Every entry below should be repeated exactly; the pictures should not.
++++++++
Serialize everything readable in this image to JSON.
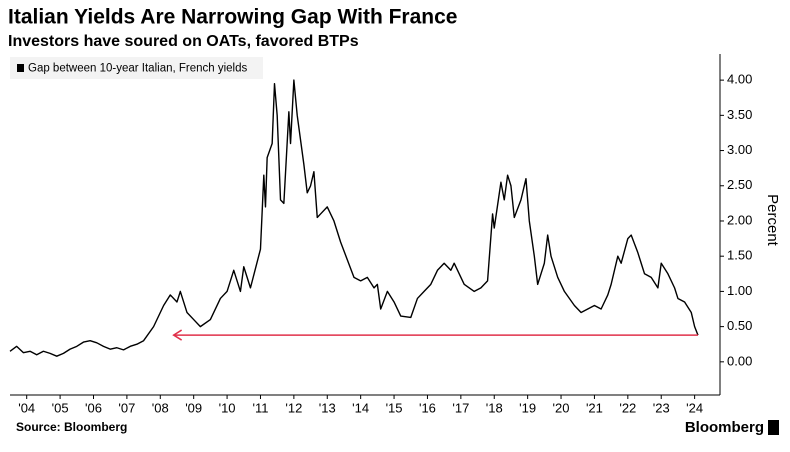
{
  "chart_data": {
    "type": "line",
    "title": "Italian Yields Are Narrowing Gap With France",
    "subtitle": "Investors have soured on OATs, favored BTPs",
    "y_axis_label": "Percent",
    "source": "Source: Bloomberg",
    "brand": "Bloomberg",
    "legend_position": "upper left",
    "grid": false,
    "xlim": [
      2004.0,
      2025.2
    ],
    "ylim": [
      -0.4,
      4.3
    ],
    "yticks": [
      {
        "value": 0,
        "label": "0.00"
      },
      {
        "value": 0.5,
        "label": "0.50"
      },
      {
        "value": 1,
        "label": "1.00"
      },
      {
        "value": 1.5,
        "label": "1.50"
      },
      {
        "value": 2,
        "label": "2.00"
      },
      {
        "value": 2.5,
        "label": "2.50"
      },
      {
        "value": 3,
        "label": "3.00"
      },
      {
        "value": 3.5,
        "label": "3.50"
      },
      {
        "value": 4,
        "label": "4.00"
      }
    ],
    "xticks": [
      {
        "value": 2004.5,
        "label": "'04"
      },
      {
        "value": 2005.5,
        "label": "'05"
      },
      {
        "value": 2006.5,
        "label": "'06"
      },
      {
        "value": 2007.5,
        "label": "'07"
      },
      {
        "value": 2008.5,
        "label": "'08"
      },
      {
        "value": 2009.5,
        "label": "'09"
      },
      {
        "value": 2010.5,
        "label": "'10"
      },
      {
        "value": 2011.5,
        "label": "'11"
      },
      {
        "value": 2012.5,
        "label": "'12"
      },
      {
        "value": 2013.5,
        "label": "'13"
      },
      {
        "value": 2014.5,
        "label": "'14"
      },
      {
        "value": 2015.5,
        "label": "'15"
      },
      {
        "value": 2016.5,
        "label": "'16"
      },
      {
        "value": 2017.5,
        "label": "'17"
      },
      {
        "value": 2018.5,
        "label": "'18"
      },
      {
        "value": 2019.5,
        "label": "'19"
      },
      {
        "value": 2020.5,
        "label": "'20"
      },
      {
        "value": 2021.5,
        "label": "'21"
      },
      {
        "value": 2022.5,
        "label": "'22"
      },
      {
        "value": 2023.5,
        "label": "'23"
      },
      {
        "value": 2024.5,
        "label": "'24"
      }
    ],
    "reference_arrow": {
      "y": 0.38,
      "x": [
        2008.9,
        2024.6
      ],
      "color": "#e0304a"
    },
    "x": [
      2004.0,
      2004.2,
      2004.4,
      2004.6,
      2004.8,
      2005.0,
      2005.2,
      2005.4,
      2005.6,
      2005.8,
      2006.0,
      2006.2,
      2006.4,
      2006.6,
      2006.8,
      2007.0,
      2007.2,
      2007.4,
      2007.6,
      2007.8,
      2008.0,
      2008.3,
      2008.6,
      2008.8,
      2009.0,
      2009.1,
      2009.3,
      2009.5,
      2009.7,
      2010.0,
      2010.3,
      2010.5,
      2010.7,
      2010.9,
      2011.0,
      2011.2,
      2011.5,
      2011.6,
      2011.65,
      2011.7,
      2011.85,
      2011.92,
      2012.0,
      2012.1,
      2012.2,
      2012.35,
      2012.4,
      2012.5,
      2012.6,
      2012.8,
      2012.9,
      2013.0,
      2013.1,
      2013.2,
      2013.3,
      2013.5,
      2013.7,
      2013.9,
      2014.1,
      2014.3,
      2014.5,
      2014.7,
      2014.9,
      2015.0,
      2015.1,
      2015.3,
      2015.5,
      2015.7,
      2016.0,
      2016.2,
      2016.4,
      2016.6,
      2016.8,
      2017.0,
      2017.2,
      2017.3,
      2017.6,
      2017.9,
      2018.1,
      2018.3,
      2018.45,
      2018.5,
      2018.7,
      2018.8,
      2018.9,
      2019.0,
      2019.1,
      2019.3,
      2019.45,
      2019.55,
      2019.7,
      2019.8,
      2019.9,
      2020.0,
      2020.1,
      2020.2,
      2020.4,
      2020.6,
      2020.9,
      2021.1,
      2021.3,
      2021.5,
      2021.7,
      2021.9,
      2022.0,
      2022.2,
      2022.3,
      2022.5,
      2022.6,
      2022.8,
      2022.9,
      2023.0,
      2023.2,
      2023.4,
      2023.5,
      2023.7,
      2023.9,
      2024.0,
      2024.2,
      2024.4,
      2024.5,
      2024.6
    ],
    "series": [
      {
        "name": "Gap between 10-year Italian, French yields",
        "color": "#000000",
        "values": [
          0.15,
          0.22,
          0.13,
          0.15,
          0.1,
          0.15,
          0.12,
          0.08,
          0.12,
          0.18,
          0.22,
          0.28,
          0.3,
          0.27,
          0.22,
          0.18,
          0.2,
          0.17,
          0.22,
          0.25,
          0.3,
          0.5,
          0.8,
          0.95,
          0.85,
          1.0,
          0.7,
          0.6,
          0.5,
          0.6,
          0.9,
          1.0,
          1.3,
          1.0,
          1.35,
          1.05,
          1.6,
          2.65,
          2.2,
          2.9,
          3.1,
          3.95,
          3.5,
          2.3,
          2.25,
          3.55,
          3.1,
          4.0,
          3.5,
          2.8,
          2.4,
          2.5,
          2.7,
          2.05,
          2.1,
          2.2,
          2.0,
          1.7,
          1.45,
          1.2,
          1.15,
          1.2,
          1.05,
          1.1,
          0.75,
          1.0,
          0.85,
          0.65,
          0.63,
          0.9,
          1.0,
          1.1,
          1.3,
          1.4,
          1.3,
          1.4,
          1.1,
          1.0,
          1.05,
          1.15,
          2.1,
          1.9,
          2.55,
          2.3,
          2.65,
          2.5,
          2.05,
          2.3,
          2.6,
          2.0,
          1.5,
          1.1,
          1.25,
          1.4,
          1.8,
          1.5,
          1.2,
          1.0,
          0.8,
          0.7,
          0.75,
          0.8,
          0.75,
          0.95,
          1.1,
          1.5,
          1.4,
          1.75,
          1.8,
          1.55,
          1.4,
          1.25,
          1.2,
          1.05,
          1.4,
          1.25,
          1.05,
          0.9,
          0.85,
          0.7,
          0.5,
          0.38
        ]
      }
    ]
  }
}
++++++++
__EXERCISE ANSWER__
Serialize everything readable in this image to JSON.
{
  "chart_data": {
    "type": "line",
    "title": "Italian Yields Are Narrowing Gap With France",
    "subtitle": "Investors have soured on OATs, favored BTPs",
    "y_axis_label": "Percent",
    "source": "Source: Bloomberg",
    "brand": "Bloomberg",
    "legend_position": "upper left",
    "grid": false,
    "xlim": [
      2004.0,
      2025.2
    ],
    "ylim": [
      -0.4,
      4.3
    ],
    "yticks": [
      {
        "value": 0,
        "label": "0.00"
      },
      {
        "value": 0.5,
        "label": "0.50"
      },
      {
        "value": 1,
        "label": "1.00"
      },
      {
        "value": 1.5,
        "label": "1.50"
      },
      {
        "value": 2,
        "label": "2.00"
      },
      {
        "value": 2.5,
        "label": "2.50"
      },
      {
        "value": 3,
        "label": "3.00"
      },
      {
        "value": 3.5,
        "label": "3.50"
      },
      {
        "value": 4,
        "label": "4.00"
      }
    ],
    "xticks": [
      {
        "value": 2004.5,
        "label": "'04"
      },
      {
        "value": 2005.5,
        "label": "'05"
      },
      {
        "value": 2006.5,
        "label": "'06"
      },
      {
        "value": 2007.5,
        "label": "'07"
      },
      {
        "value": 2008.5,
        "label": "'08"
      },
      {
        "value": 2009.5,
        "label": "'09"
      },
      {
        "value": 2010.5,
        "label": "'10"
      },
      {
        "value": 2011.5,
        "label": "'11"
      },
      {
        "value": 2012.5,
        "label": "'12"
      },
      {
        "value": 2013.5,
        "label": "'13"
      },
      {
        "value": 2014.5,
        "label": "'14"
      },
      {
        "value": 2015.5,
        "label": "'15"
      },
      {
        "value": 2016.5,
        "label": "'16"
      },
      {
        "value": 2017.5,
        "label": "'17"
      },
      {
        "value": 2018.5,
        "label": "'18"
      },
      {
        "value": 2019.5,
        "label": "'19"
      },
      {
        "value": 2020.5,
        "label": "'20"
      },
      {
        "value": 2021.5,
        "label": "'21"
      },
      {
        "value": 2022.5,
        "label": "'22"
      },
      {
        "value": 2023.5,
        "label": "'23"
      },
      {
        "value": 2024.5,
        "label": "'24"
      }
    ],
    "reference_arrow": {
      "y": 0.38,
      "x": [
        2008.9,
        2024.6
      ],
      "color": "#e0304a"
    },
    "x": [
      2004.0,
      2004.2,
      2004.4,
      2004.6,
      2004.8,
      2005.0,
      2005.2,
      2005.4,
      2005.6,
      2005.8,
      2006.0,
      2006.2,
      2006.4,
      2006.6,
      2006.8,
      2007.0,
      2007.2,
      2007.4,
      2007.6,
      2007.8,
      2008.0,
      2008.3,
      2008.6,
      2008.8,
      2009.0,
      2009.1,
      2009.3,
      2009.5,
      2009.7,
      2010.0,
      2010.3,
      2010.5,
      2010.7,
      2010.9,
      2011.0,
      2011.2,
      2011.5,
      2011.6,
      2011.65,
      2011.7,
      2011.85,
      2011.92,
      2012.0,
      2012.1,
      2012.2,
      2012.35,
      2012.4,
      2012.5,
      2012.6,
      2012.8,
      2012.9,
      2013.0,
      2013.1,
      2013.2,
      2013.3,
      2013.5,
      2013.7,
      2013.9,
      2014.1,
      2014.3,
      2014.5,
      2014.7,
      2014.9,
      2015.0,
      2015.1,
      2015.3,
      2015.5,
      2015.7,
      2016.0,
      2016.2,
      2016.4,
      2016.6,
      2016.8,
      2017.0,
      2017.2,
      2017.3,
      2017.6,
      2017.9,
      2018.1,
      2018.3,
      2018.45,
      2018.5,
      2018.7,
      2018.8,
      2018.9,
      2019.0,
      2019.1,
      2019.3,
      2019.45,
      2019.55,
      2019.7,
      2019.8,
      2019.9,
      2020.0,
      2020.1,
      2020.2,
      2020.4,
      2020.6,
      2020.9,
      2021.1,
      2021.3,
      2021.5,
      2021.7,
      2021.9,
      2022.0,
      2022.2,
      2022.3,
      2022.5,
      2022.6,
      2022.8,
      2022.9,
      2023.0,
      2023.2,
      2023.4,
      2023.5,
      2023.7,
      2023.9,
      2024.0,
      2024.2,
      2024.4,
      2024.5,
      2024.6
    ],
    "series": [
      {
        "name": "Gap between 10-year Italian, French yields",
        "color": "#000000",
        "values": [
          0.15,
          0.22,
          0.13,
          0.15,
          0.1,
          0.15,
          0.12,
          0.08,
          0.12,
          0.18,
          0.22,
          0.28,
          0.3,
          0.27,
          0.22,
          0.18,
          0.2,
          0.17,
          0.22,
          0.25,
          0.3,
          0.5,
          0.8,
          0.95,
          0.85,
          1.0,
          0.7,
          0.6,
          0.5,
          0.6,
          0.9,
          1.0,
          1.3,
          1.0,
          1.35,
          1.05,
          1.6,
          2.65,
          2.2,
          2.9,
          3.1,
          3.95,
          3.5,
          2.3,
          2.25,
          3.55,
          3.1,
          4.0,
          3.5,
          2.8,
          2.4,
          2.5,
          2.7,
          2.05,
          2.1,
          2.2,
          2.0,
          1.7,
          1.45,
          1.2,
          1.15,
          1.2,
          1.05,
          1.1,
          0.75,
          1.0,
          0.85,
          0.65,
          0.63,
          0.9,
          1.0,
          1.1,
          1.3,
          1.4,
          1.3,
          1.4,
          1.1,
          1.0,
          1.05,
          1.15,
          2.1,
          1.9,
          2.55,
          2.3,
          2.65,
          2.5,
          2.05,
          2.3,
          2.6,
          2.0,
          1.5,
          1.1,
          1.25,
          1.4,
          1.8,
          1.5,
          1.2,
          1.0,
          0.8,
          0.7,
          0.75,
          0.8,
          0.75,
          0.95,
          1.1,
          1.5,
          1.4,
          1.75,
          1.8,
          1.55,
          1.4,
          1.25,
          1.2,
          1.05,
          1.4,
          1.25,
          1.05,
          0.9,
          0.85,
          0.7,
          0.5,
          0.38
        ]
      }
    ]
  }
}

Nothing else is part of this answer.